TASK STATEMENT: Provide an exact reproduction of every entry.

RECORD EXCERPTS:

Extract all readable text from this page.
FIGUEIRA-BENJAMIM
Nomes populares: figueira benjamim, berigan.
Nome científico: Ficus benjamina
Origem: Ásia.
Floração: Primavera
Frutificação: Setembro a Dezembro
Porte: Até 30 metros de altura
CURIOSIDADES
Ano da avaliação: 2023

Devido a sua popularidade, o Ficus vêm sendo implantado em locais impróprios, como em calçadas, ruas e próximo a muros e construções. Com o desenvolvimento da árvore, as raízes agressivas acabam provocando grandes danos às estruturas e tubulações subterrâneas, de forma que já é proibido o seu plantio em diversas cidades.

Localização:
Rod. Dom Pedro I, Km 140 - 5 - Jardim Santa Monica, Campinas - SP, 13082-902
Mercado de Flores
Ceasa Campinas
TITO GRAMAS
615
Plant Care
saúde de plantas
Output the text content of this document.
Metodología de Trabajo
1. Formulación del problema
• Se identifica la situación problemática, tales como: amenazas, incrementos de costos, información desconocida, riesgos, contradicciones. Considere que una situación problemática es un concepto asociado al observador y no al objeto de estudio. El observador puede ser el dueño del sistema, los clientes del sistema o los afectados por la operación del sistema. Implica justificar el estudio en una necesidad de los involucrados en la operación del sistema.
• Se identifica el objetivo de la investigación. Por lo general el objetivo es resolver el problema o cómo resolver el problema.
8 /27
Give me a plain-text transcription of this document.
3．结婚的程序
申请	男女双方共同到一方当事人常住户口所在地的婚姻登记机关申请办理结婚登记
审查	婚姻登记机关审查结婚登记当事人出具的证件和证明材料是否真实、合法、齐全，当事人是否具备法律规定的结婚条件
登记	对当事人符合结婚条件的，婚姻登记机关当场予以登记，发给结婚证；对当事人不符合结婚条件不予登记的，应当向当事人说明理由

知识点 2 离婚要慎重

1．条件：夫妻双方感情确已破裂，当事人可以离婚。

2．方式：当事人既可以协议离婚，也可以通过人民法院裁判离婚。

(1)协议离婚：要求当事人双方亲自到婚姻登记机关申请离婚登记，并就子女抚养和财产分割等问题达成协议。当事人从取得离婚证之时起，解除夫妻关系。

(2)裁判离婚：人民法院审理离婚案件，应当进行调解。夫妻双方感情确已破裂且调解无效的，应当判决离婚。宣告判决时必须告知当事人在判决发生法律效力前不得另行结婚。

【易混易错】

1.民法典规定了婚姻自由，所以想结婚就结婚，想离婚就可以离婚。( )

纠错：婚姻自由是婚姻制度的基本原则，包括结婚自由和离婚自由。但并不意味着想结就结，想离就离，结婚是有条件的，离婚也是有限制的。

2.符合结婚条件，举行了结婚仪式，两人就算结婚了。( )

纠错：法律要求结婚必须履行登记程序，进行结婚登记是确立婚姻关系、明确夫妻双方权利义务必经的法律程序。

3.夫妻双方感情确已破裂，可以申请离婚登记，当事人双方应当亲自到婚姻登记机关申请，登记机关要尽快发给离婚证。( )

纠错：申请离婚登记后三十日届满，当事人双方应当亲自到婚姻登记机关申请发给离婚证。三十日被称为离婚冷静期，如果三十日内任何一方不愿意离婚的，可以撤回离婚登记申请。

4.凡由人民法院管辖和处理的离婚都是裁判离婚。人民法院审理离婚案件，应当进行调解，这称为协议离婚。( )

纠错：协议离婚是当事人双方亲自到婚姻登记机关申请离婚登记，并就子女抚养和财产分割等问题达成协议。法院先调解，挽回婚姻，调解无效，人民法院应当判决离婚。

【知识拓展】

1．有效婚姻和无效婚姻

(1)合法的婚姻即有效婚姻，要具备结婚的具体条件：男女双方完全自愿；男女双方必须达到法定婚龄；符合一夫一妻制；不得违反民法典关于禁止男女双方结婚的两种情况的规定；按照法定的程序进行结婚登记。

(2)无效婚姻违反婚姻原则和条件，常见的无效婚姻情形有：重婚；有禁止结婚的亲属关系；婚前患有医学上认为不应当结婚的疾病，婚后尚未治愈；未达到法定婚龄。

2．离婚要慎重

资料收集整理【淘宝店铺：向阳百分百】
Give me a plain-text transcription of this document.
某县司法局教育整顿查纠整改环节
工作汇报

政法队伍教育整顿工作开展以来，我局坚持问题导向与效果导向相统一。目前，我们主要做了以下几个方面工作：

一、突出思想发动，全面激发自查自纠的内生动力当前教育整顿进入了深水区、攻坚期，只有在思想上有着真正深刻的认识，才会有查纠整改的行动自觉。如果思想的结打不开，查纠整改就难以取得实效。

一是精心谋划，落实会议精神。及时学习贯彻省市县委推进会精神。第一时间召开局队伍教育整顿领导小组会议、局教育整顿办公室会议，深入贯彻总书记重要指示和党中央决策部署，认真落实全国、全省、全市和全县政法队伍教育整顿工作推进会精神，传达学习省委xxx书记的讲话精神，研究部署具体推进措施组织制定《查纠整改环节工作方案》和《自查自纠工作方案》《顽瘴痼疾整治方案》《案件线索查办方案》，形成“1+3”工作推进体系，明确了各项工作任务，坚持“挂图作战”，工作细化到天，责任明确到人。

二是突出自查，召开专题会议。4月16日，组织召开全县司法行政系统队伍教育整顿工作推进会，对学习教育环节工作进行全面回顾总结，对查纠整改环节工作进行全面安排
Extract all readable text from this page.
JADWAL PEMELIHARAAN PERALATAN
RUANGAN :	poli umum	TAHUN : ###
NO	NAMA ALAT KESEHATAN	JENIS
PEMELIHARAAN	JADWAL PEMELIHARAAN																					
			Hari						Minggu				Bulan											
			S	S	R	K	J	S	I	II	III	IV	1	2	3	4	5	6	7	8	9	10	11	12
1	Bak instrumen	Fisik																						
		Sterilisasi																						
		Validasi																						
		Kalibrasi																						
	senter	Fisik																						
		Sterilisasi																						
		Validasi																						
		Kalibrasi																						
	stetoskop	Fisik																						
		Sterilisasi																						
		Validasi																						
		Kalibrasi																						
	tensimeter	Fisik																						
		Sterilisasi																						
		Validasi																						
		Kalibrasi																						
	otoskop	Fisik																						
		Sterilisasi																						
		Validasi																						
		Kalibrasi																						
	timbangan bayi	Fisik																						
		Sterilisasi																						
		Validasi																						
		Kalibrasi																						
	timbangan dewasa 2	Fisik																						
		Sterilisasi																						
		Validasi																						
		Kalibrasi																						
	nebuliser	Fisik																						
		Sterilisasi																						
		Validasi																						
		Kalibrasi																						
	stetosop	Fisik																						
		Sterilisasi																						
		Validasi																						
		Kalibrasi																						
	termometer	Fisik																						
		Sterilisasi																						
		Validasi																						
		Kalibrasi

ANSWER TO THIS PROBLEM:
Extract all readable text from this page.
FIGUEIRA-BENJAMIM
Nomes populares: figueira benjamim, berigan.
Nome científico: Ficus benjamina
Origem: Ásia.
Floração: Primavera
Frutificação: Setembro a Dezembro
Porte: Até 30 metros de altura
CURIOSIDADES
Ano da avaliação: 2023

Devido a sua popularidade, o Ficus vêm sendo implantado em locais impróprios, como em calçadas, ruas e próximo a muros e construções. Com o desenvolvimento da árvore, as raízes agressivas acabam provocando grandes danos às estruturas e tubulações subterrâneas, de forma que já é proibido o seu plantio em diversas cidades.

Localização:
Rod. Dom Pedro I, Km 140 - 5 - Jardim Santa Monica, Campinas - SP, 13082-902
Mercado de Flores
Ceasa Campinas
TITO GRAMAS
615
Plant Care
saúde de plantas
Output the text content of this document.
Metodología de Trabajo
1. Formulación del problema
• Se identifica la situación problemática, tales como: amenazas, incrementos de costos, información desconocida, riesgos, contradicciones. Considere que una situación problemática es un concepto asociado al observador y no al objeto de estudio. El observador puede ser el dueño del sistema, los clientes del sistema o los afectados por la operación del sistema. Implica justificar el estudio en una necesidad de los involucrados en la operación del sistema.
• Se identifica el objetivo de la investigación. Por lo general el objetivo es resolver el problema o cómo resolver el problema.
8 /27
Give me a plain-text transcription of this document.
3．结婚的程序
申请	男女双方共同到一方当事人常住户口所在地的婚姻登记机关申请办理结婚登记
审查	婚姻登记机关审查结婚登记当事人出具的证件和证明材料是否真实、合法、齐全，当事人是否具备法律规定的结婚条件
登记	对当事人符合结婚条件的，婚姻登记机关当场予以登记，发给结婚证；对当事人不符合结婚条件不予登记的，应当向当事人说明理由

知识点 2 离婚要慎重

1．条件：夫妻双方感情确已破裂，当事人可以离婚。

2．方式：当事人既可以协议离婚，也可以通过人民法院裁判离婚。

(1)协议离婚：要求当事人双方亲自到婚姻登记机关申请离婚登记，并就子女抚养和财产分割等问题达成协议。当事人从取得离婚证之时起，解除夫妻关系。

(2)裁判离婚：人民法院审理离婚案件，应当进行调解。夫妻双方感情确已破裂且调解无效的，应当判决离婚。宣告判决时必须告知当事人在判决发生法律效力前不得另行结婚。

【易混易错】

1.民法典规定了婚姻自由，所以想结婚就结婚，想离婚就可以离婚。( )

纠错：婚姻自由是婚姻制度的基本原则，包括结婚自由和离婚自由。但并不意味着想结就结，想离就离，结婚是有条件的，离婚也是有限制的。

2.符合结婚条件，举行了结婚仪式，两人就算结婚了。( )

纠错：法律要求结婚必须履行登记程序，进行结婚登记是确立婚姻关系、明确夫妻双方权利义务必经的法律程序。

3.夫妻双方感情确已破裂，可以申请离婚登记，当事人双方应当亲自到婚姻登记机关申请，登记机关要尽快发给离婚证。( )

纠错：申请离婚登记后三十日届满，当事人双方应当亲自到婚姻登记机关申请发给离婚证。三十日被称为离婚冷静期，如果三十日内任何一方不愿意离婚的，可以撤回离婚登记申请。

4.凡由人民法院管辖和处理的离婚都是裁判离婚。人民法院审理离婚案件，应当进行调解，这称为协议离婚。( )

纠错：协议离婚是当事人双方亲自到婚姻登记机关申请离婚登记，并就子女抚养和财产分割等问题达成协议。法院先调解，挽回婚姻，调解无效，人民法院应当判决离婚。

【知识拓展】

1．有效婚姻和无效婚姻

(1)合法的婚姻即有效婚姻，要具备结婚的具体条件：男女双方完全自愿；男女双方必须达到法定婚龄；符合一夫一妻制；不得违反民法典关于禁止男女双方结婚的两种情况的规定；按照法定的程序进行结婚登记。

(2)无效婚姻违反婚姻原则和条件，常见的无效婚姻情形有：重婚；有禁止结婚的亲属关系；婚前患有医学上认为不应当结婚的疾病，婚后尚未治愈；未达到法定婚龄。

2．离婚要慎重

资料收集整理【淘宝店铺：向阳百分百】
Give me a plain-text transcription of this document.
某县司法局教育整顿查纠整改环节
工作汇报

政法队伍教育整顿工作开展以来，我局坚持问题导向与效果导向相统一。目前，我们主要做了以下几个方面工作：

一、突出思想发动，全面激发自查自纠的内生动力当前教育整顿进入了深水区、攻坚期，只有在思想上有着真正深刻的认识，才会有查纠整改的行动自觉。如果思想的结打不开，查纠整改就难以取得实效。

一是精心谋划，落实会议精神。及时学习贯彻省市县委推进会精神。第一时间召开局队伍教育整顿领导小组会议、局教育整顿办公室会议，深入贯彻总书记重要指示和党中央决策部署，认真落实全国、全省、全市和全县政法队伍教育整顿工作推进会精神，传达学习省委xxx书记的讲话精神，研究部署具体推进措施组织制定《查纠整改环节工作方案》和《自查自纠工作方案》《顽瘴痼疾整治方案》《案件线索查办方案》，形成“1+3”工作推进体系，明确了各项工作任务，坚持“挂图作战”，工作细化到天，责任明确到人。

二是突出自查，召开专题会议。4月16日，组织召开全县司法行政系统队伍教育整顿工作推进会，对学习教育环节工作进行全面回顾总结，对查纠整改环节工作进行全面安排
Extract all readable text from this page.
JADWAL PEMELIHARAAN PERALATAN
RUANGAN :	poli umum	TAHUN : ###
NO	NAMA ALAT KESEHATAN	JENIS
PEMELIHARAAN	JADWAL PEMELIHARAAN																					
			Hari						Minggu				Bulan											
			S	S	R	K	J	S	I	II	III	IV	1	2	3	4	5	6	7	8	9	10	11	12
1	Bak instrumen	Fisik																						
		Sterilisasi																						
		Validasi																						
		Kalibrasi																						
	senter	Fisik																						
		Sterilisasi																						
		Validasi																						
		Kalibrasi																						
	stetoskop	Fisik																						
		Sterilisasi																						
		Validasi																						
		Kalibrasi																						
	tensimeter	Fisik																						
		Sterilisasi																						
		Validasi																						
		Kalibrasi																						
	otoskop	Fisik																						
		Sterilisasi																						
		Validasi																						
		Kalibrasi																						
	timbangan bayi	Fisik																						
		Sterilisasi																						
		Validasi																						
		Kalibrasi																						
	timbangan dewasa 2	Fisik																						
		Sterilisasi																						
		Validasi																						
		Kalibrasi																						
	nebuliser	Fisik																						
		Sterilisasi																						
		Validasi																						
		Kalibrasi																						
	stetosop	Fisik																						
		Sterilisasi																						
		Validasi																						
		Kalibrasi																						
	termometer	Fisik																						
		Sterilisasi																						
		Validasi																						
		Kalibrasi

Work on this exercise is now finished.